**What this task involves:** Find the string "Intraday" in the entries and copy each line that has it.

[Figure contents as structured data]
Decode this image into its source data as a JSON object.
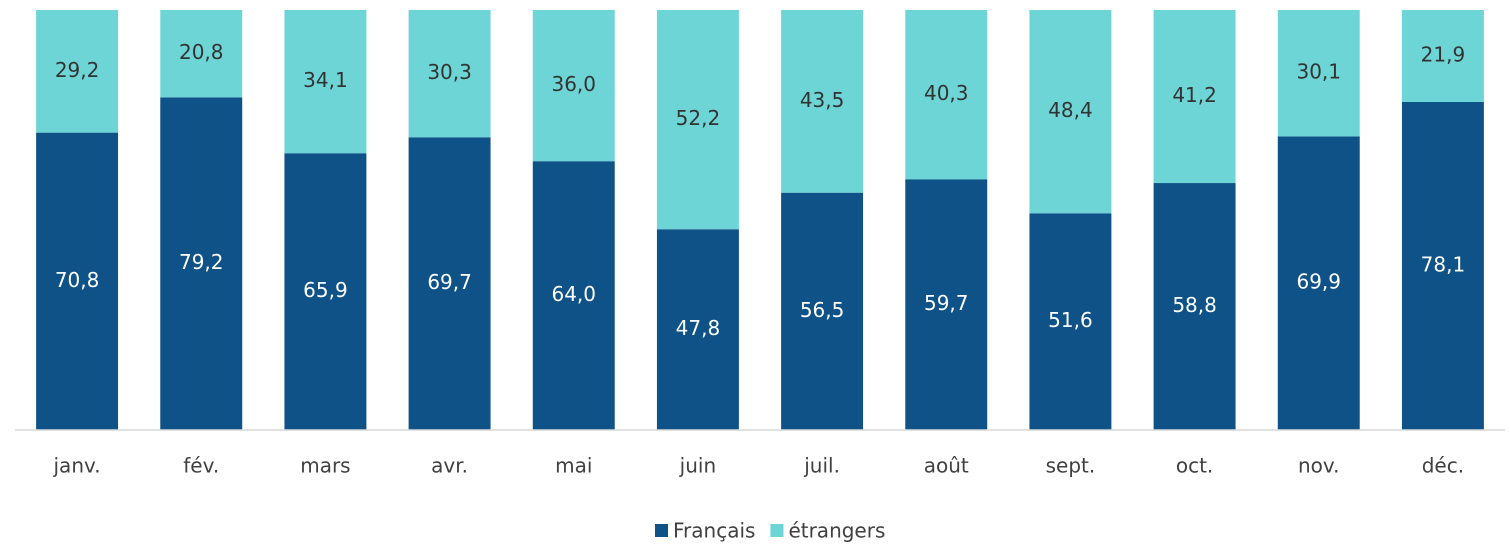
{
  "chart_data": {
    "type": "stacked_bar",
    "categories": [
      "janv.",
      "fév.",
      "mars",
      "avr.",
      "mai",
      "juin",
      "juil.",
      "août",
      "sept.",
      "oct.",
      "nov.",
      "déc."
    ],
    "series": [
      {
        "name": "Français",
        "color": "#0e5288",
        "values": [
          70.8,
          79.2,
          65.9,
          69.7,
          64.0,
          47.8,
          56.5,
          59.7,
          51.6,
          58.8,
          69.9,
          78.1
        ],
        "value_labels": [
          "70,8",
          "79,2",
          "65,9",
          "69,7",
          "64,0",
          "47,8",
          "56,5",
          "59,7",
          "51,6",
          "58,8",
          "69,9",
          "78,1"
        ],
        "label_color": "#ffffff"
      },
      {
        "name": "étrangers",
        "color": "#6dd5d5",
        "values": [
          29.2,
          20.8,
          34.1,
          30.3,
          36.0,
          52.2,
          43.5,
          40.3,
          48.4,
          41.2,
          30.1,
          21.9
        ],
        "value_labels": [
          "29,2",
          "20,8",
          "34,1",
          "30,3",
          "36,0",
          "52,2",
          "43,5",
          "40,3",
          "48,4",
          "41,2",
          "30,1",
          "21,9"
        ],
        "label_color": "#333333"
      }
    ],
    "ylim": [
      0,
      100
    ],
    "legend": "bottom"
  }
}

--

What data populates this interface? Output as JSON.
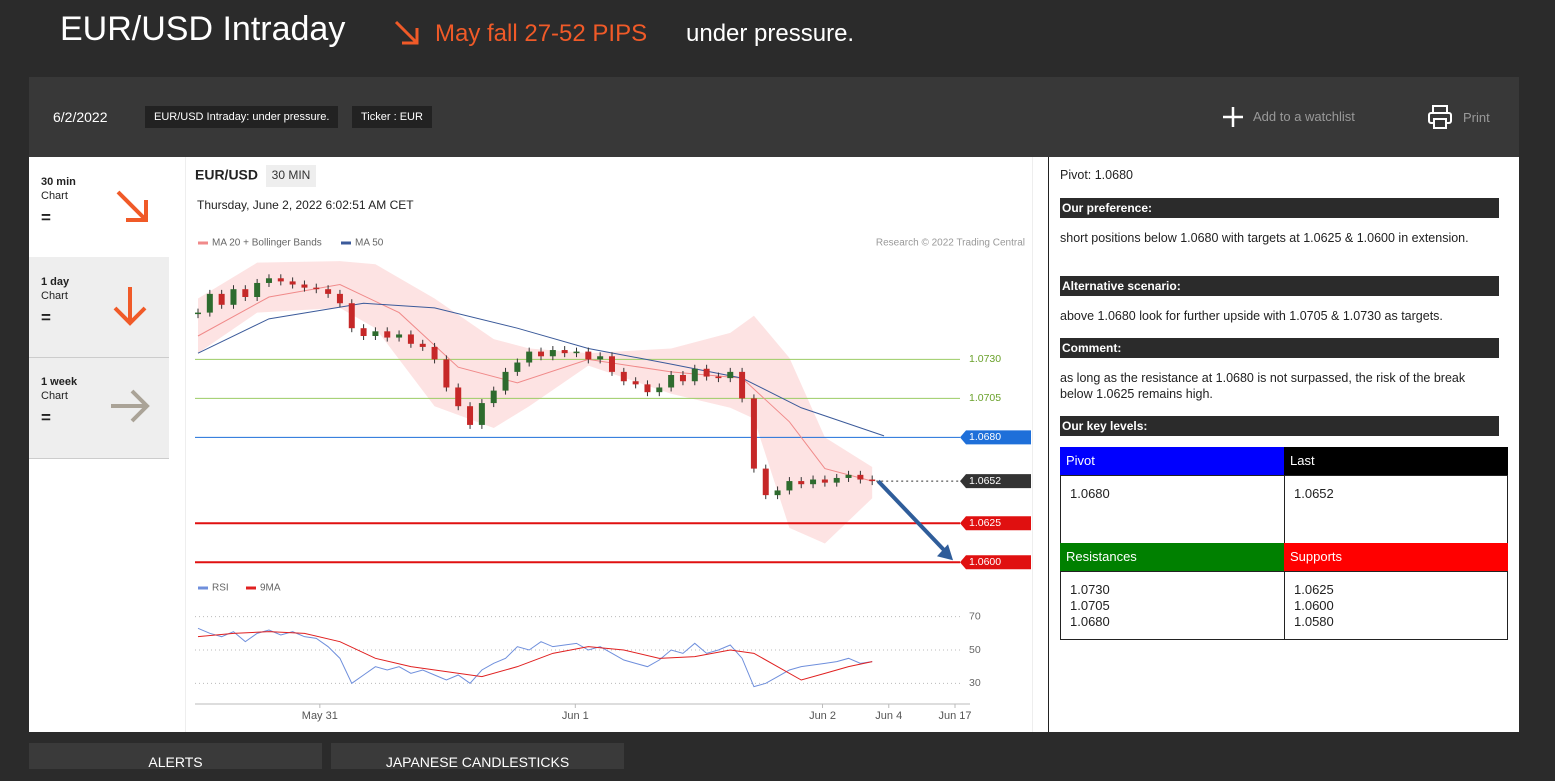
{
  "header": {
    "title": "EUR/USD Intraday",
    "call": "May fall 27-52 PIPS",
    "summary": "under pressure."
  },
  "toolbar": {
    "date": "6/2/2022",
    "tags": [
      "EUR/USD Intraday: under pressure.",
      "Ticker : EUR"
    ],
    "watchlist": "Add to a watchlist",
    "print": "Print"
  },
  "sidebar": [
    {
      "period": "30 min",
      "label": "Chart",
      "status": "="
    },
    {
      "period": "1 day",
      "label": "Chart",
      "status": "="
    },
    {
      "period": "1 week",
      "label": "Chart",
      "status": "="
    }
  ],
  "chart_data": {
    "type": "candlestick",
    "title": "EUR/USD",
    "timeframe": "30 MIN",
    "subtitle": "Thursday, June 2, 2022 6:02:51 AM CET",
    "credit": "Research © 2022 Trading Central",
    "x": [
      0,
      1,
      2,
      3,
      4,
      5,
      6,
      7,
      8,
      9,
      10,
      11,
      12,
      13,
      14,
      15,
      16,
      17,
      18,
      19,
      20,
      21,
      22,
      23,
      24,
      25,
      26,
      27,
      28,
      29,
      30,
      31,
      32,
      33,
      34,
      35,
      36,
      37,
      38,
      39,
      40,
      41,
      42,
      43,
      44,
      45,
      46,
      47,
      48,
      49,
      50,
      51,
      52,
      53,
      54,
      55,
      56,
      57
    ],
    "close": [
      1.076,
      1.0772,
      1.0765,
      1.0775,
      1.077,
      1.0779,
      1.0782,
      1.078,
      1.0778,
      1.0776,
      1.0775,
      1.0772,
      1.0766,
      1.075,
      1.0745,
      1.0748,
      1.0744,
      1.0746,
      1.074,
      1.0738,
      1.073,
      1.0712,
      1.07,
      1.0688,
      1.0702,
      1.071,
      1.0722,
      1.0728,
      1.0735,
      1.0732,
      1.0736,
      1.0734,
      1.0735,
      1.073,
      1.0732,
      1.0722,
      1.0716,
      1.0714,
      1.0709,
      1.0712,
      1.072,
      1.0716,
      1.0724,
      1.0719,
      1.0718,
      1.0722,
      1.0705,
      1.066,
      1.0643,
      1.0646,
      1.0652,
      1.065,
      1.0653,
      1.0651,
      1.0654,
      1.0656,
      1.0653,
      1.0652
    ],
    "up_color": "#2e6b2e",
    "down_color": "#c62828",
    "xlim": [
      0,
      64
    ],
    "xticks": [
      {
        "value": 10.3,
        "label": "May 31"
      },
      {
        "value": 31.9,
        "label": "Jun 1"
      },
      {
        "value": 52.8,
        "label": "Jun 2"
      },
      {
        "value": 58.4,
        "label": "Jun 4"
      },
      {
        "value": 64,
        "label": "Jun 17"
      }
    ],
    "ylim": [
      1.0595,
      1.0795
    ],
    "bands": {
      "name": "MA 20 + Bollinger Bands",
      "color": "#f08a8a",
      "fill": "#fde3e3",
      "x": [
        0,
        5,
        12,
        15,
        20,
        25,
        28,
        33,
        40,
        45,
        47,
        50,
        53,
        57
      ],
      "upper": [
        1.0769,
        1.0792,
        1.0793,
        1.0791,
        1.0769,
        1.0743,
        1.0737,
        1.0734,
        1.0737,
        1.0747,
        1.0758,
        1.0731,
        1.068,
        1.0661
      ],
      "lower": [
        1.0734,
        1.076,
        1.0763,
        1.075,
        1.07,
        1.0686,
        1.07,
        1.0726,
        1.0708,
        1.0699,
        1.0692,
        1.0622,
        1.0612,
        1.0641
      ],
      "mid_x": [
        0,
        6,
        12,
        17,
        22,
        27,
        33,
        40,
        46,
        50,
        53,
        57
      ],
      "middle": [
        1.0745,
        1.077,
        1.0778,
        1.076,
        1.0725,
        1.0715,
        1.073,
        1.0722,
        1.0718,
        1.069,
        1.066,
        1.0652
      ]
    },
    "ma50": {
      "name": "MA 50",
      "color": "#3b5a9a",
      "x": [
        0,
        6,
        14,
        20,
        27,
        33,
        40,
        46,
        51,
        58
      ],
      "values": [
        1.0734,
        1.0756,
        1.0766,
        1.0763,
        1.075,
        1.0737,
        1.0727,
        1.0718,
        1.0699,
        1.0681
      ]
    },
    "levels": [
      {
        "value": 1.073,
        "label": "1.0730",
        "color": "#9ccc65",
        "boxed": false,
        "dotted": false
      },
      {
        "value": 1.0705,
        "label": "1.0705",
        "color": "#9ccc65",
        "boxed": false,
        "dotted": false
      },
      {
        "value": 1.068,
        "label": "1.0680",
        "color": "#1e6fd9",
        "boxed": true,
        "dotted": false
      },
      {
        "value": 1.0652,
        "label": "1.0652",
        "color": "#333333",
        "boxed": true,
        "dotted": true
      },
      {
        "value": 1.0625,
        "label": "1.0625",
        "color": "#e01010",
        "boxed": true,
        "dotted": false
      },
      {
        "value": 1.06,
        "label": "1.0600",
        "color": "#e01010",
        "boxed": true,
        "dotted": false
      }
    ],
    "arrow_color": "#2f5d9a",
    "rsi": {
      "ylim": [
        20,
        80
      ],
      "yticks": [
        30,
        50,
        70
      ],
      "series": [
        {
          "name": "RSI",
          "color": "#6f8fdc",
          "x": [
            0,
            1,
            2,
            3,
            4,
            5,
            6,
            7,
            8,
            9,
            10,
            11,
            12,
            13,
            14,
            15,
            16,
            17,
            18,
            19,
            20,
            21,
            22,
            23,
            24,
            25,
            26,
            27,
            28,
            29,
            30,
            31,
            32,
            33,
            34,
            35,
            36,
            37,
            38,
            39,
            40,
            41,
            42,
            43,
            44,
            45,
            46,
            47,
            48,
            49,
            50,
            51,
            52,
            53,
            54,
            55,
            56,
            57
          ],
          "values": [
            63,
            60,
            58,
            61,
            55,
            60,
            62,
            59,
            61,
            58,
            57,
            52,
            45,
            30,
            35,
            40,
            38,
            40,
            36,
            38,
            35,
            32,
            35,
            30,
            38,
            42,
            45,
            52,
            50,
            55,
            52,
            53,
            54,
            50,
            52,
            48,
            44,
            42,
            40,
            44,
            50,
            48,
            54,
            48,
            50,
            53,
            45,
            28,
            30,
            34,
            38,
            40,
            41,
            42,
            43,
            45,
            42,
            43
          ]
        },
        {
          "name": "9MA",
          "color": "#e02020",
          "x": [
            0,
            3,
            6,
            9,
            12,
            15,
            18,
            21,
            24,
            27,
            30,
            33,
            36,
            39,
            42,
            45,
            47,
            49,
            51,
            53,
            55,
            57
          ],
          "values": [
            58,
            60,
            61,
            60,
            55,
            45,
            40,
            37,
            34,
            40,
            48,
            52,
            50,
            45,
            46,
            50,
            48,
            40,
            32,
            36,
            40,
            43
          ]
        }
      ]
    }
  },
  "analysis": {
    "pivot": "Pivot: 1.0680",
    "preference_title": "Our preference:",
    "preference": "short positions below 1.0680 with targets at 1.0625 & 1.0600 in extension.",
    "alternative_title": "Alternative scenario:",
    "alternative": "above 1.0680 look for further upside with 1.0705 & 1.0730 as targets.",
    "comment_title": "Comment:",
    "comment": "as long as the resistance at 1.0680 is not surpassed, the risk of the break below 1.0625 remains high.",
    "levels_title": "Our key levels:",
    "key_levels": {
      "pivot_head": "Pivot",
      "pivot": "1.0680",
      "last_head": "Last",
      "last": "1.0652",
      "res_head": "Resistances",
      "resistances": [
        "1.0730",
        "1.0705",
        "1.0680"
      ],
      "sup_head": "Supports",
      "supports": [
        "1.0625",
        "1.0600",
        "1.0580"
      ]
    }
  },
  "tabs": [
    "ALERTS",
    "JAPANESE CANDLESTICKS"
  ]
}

**Exercise response:**
    "title": "EUR/USD Intraday",
      "EUR/USD Intraday: under pressure.",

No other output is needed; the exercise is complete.